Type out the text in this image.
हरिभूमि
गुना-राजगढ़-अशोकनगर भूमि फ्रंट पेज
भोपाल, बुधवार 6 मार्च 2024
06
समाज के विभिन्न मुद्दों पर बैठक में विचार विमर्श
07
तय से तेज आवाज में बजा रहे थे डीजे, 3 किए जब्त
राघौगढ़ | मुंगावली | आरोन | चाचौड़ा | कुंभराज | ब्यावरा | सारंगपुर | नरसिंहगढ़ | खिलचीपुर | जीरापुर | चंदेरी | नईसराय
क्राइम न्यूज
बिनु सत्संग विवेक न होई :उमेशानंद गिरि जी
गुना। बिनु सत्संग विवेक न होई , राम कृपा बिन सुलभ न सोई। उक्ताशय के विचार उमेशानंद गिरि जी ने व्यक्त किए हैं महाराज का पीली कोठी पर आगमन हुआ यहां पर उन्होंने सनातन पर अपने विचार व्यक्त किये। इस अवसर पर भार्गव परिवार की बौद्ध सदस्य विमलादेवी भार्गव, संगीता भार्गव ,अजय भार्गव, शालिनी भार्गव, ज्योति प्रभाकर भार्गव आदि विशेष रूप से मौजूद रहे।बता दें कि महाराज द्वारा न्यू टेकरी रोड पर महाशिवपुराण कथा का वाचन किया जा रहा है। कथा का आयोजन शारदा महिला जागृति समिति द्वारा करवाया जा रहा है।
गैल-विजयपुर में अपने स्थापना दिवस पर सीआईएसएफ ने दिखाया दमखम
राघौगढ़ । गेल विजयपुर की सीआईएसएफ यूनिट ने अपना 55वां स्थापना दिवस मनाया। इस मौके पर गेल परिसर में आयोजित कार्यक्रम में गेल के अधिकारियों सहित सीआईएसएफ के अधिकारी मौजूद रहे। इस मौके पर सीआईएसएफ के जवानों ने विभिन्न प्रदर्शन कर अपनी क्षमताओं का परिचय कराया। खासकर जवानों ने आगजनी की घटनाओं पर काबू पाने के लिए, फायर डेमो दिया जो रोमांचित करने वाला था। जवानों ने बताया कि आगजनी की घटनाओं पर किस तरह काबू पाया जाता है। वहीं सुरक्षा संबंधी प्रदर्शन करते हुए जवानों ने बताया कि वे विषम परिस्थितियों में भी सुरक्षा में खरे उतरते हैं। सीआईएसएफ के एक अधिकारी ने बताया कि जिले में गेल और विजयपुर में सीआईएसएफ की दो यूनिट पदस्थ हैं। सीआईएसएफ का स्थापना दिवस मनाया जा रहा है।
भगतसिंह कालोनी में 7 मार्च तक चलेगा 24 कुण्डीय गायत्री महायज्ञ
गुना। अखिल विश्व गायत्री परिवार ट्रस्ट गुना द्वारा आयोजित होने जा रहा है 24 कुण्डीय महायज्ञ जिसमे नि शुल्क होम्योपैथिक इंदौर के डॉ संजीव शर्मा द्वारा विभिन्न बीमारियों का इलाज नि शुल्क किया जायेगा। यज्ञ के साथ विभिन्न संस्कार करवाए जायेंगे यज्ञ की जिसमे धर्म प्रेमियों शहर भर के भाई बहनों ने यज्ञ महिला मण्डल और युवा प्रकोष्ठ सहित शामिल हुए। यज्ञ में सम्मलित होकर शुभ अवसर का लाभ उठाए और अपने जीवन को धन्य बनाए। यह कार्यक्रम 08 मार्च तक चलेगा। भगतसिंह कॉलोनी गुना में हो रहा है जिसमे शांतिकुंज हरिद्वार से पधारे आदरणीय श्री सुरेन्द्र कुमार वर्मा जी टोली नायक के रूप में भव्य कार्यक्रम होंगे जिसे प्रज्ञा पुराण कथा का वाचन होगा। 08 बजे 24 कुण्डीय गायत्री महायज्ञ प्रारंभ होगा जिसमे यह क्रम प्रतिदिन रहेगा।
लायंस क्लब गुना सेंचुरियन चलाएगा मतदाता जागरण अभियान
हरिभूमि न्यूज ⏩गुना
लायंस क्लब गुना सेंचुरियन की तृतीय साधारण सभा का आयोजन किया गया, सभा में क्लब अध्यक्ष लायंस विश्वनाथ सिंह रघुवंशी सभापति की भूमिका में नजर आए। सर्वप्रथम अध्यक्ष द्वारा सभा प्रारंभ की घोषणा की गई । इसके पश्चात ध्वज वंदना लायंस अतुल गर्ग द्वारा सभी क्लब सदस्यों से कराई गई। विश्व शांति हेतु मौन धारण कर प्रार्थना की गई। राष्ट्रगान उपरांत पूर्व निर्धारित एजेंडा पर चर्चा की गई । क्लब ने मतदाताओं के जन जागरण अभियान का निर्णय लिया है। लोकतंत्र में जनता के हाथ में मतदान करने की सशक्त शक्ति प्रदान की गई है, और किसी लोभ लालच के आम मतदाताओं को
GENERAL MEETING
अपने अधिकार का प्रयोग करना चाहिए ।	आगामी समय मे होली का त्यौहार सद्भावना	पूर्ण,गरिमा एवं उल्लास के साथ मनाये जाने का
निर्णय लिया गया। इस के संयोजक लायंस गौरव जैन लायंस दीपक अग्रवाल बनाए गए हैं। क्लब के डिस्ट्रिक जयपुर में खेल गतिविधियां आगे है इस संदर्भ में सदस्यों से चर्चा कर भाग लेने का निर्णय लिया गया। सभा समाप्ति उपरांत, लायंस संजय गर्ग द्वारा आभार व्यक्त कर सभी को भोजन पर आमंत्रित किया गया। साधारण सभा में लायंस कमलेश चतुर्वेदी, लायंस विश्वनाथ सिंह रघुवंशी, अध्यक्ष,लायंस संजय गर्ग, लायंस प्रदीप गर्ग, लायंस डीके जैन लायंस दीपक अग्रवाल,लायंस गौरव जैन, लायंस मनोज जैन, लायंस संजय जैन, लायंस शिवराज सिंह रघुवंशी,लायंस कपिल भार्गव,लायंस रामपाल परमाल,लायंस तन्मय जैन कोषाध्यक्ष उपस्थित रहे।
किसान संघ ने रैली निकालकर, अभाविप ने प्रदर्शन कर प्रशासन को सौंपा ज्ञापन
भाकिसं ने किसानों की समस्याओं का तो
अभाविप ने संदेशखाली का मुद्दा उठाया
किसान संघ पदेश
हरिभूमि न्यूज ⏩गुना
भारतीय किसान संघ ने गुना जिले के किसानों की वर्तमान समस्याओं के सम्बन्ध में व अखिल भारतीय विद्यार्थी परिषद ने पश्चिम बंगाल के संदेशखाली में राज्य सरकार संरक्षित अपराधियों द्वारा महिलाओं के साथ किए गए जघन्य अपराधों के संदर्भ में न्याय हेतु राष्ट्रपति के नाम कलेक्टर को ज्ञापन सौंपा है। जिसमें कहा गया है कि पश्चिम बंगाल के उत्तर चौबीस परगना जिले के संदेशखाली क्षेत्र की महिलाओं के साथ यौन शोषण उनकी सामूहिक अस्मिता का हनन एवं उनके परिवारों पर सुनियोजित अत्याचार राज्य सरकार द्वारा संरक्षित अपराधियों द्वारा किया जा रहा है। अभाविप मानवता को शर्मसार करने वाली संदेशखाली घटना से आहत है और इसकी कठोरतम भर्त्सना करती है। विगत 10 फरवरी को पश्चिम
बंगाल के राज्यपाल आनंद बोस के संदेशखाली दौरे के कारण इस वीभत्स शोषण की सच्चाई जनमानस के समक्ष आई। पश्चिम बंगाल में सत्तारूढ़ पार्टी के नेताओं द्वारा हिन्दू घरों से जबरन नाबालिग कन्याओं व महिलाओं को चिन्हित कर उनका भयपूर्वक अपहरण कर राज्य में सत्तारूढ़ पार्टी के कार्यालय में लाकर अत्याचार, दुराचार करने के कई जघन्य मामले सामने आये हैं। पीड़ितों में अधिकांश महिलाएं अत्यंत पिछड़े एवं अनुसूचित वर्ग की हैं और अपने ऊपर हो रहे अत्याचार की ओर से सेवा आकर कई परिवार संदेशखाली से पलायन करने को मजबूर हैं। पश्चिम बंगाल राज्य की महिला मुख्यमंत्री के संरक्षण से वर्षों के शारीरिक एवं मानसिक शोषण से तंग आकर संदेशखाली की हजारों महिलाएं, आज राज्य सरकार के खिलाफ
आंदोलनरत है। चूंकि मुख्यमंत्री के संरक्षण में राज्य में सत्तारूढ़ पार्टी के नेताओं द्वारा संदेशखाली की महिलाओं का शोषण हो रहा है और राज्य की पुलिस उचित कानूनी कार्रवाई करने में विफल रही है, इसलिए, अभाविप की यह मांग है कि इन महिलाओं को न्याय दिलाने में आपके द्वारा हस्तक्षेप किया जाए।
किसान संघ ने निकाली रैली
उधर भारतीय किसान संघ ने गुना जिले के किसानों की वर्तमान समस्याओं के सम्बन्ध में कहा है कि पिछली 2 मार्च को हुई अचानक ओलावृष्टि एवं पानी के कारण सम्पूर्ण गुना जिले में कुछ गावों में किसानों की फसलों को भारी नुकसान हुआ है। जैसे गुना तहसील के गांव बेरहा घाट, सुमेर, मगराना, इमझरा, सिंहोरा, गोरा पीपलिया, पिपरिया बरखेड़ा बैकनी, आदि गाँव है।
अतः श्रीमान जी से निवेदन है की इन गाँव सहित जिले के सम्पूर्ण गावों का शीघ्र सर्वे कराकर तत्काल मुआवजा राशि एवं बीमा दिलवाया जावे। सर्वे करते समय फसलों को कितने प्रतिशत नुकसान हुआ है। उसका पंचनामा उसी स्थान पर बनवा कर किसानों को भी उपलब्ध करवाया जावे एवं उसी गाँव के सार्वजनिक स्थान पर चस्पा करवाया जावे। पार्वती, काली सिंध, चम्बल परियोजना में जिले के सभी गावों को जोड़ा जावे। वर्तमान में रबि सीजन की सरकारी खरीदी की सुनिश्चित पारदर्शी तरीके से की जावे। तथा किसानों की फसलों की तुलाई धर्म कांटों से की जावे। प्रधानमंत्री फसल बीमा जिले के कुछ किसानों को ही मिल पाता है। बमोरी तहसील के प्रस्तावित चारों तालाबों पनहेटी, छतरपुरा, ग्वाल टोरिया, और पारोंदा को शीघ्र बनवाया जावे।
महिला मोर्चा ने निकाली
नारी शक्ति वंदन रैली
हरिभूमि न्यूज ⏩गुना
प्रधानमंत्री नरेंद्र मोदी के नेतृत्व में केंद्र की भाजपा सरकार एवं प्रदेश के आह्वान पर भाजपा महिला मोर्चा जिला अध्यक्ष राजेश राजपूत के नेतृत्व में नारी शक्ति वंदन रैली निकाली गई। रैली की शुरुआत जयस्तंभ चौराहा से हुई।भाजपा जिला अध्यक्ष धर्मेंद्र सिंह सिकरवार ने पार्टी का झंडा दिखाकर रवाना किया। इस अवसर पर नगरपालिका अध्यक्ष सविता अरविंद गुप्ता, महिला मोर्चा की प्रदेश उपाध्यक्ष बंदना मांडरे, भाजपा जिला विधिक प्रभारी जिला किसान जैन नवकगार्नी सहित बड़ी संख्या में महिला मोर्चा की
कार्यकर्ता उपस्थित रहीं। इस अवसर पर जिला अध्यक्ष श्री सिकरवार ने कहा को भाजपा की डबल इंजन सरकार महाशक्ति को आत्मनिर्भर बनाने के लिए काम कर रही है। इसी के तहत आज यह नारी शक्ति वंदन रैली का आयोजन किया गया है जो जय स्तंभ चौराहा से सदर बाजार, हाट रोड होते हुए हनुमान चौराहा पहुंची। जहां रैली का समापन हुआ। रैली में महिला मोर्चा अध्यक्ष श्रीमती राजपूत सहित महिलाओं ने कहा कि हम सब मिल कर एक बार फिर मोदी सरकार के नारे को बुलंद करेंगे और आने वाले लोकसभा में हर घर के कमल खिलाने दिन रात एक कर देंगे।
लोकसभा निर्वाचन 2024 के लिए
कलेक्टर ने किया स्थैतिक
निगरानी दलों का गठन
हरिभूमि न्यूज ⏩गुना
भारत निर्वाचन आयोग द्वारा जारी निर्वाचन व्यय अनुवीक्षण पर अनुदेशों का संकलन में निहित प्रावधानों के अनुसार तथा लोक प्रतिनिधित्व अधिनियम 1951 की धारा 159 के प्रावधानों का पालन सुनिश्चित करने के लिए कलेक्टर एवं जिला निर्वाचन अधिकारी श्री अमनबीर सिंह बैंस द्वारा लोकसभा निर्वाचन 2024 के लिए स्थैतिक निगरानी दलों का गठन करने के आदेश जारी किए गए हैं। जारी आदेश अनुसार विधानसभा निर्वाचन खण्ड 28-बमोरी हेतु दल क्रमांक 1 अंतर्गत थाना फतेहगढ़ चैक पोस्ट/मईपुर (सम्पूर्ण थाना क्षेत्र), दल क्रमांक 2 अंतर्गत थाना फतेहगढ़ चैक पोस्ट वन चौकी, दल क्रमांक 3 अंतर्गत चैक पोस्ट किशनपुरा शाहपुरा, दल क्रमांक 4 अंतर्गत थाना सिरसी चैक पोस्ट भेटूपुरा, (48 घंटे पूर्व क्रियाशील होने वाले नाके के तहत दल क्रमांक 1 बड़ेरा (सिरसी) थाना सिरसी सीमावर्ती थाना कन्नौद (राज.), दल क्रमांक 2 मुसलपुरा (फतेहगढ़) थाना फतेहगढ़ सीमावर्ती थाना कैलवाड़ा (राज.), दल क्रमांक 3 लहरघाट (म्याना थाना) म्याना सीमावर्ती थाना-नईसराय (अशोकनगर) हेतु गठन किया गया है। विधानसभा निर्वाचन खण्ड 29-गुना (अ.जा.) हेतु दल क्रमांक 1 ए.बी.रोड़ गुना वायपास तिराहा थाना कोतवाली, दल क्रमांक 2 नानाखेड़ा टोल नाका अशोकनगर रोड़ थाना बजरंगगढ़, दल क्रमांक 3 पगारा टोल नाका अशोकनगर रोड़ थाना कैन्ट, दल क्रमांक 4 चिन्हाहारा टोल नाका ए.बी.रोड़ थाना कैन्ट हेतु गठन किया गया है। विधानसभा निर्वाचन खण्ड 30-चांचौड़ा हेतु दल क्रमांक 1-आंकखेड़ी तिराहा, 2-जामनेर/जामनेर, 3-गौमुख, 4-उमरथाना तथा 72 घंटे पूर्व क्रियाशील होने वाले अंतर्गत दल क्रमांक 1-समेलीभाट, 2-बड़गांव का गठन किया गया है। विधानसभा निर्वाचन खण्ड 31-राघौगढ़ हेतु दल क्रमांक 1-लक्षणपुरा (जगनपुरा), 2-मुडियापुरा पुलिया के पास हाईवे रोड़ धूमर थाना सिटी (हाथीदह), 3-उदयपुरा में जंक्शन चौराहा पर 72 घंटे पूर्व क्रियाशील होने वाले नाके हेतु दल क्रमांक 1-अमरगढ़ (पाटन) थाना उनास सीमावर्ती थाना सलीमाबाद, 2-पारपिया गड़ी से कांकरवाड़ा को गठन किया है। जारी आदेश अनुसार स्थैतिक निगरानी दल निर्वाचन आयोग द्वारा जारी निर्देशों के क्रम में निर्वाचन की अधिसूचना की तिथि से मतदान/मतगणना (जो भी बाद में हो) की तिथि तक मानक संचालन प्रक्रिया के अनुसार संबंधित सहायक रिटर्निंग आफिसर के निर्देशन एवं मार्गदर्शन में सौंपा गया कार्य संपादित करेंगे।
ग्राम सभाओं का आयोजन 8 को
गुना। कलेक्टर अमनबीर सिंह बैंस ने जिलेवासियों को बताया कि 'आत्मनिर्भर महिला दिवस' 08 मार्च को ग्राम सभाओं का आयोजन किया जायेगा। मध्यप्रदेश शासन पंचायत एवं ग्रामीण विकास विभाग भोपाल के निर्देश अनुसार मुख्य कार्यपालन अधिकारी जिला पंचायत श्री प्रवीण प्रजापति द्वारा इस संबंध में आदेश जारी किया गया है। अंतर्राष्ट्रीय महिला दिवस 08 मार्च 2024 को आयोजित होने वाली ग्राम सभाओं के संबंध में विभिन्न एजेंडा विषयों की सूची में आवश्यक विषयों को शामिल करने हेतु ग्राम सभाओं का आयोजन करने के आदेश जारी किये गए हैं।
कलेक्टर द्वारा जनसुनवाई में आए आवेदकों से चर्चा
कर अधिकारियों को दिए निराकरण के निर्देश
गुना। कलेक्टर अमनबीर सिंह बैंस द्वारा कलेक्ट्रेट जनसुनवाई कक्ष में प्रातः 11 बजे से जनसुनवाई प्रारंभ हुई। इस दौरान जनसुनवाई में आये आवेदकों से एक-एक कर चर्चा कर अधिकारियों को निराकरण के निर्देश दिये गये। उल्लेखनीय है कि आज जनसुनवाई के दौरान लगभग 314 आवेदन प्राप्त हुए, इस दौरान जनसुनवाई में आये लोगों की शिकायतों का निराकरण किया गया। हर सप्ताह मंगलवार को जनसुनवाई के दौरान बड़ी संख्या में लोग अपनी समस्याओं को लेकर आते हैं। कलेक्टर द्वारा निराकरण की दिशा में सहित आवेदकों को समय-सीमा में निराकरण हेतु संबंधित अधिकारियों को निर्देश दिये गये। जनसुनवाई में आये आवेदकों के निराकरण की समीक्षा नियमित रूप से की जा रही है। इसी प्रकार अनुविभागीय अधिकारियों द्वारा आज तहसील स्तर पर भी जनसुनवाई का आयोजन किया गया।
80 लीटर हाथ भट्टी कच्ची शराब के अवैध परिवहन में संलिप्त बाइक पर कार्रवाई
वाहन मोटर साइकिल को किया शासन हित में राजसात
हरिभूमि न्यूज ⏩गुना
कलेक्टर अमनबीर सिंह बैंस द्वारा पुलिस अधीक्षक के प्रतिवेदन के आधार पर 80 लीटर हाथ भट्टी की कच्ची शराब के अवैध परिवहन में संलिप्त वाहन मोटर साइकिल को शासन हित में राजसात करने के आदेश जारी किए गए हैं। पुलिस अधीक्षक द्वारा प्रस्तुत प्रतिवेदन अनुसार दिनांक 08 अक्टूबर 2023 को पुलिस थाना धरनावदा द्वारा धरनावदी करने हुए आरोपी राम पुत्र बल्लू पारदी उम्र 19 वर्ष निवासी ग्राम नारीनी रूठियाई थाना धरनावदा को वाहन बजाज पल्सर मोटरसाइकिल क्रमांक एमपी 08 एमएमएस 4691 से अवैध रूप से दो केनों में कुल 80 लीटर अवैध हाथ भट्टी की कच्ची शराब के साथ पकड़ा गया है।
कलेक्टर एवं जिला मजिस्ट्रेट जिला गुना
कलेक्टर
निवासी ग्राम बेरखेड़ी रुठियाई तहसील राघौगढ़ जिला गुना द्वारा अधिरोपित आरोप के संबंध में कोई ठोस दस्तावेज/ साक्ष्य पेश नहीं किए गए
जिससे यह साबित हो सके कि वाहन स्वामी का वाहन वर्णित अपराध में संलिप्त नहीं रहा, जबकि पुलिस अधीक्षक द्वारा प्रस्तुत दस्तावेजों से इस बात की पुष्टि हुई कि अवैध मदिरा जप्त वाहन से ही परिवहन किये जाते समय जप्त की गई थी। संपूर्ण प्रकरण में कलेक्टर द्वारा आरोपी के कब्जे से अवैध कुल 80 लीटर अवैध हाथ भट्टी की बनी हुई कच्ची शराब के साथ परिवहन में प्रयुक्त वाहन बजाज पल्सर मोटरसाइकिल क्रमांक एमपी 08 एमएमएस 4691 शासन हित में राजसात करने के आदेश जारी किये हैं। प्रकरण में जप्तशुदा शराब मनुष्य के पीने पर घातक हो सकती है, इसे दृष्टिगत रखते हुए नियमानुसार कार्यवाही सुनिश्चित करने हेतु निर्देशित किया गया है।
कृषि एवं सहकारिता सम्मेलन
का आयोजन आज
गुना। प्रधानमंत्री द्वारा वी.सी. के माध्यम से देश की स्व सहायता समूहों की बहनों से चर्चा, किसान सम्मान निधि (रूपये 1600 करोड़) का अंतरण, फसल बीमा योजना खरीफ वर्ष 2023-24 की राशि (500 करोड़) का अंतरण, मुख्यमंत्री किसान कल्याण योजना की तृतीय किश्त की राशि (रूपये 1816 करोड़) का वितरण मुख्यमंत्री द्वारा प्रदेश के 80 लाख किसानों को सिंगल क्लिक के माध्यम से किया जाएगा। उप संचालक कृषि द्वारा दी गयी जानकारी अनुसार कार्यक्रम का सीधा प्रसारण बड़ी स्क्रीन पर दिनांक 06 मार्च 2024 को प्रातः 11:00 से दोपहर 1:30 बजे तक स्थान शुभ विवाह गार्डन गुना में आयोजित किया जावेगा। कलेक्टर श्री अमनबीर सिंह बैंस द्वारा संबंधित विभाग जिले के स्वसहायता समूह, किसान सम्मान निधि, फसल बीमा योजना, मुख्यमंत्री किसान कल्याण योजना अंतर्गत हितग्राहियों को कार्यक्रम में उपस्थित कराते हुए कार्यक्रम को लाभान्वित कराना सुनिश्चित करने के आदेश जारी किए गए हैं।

+ + + + +

» TASK DIRECTIONS
Lines containing the string "आईएसएफ" are to be selected and copied.

» COMPLETED TASK
गैल-विजयपुर में अपने स्थापना दिवस पर सीआईएसएफ ने दिखाया दमखम
राघौगढ़ । गेल विजयपुर की सीआईएसएफ यूनिट ने अपना 55वां स्थापना दिवस मनाया। इस मौके पर गेल परिसर में आयोजित कार्यक्रम में गेल के अधिकारियों सहित सीआईएसएफ के अधिकारी मौजूद रहे। इस मौके पर सीआईएसएफ के जवानों ने विभिन्न प्रदर्शन कर अपनी क्षमताओं का परिचय कराया। खासकर जवानों ने आगजनी की घटनाओं पर काबू पाने के लिए, फायर डेमो दिया जो रोमांचित करने वाला था। जवानों ने बताया कि आगजनी की घटनाओं पर किस तरह काबू पाया जाता है। वहीं सुरक्षा संबंधी प्रदर्शन करते हुए जवानों ने बताया कि वे विषम परिस्थितियों में भी सुरक्षा में खरे उतरते हैं। सीआईएसएफ के एक अधिकारी ने बताया कि जिले में गेल और विजयपुर में सीआईएसएफ की दो यूनिट पदस्थ हैं। सीआईएसएफ का स्थापना दिवस मनाया जा रहा है।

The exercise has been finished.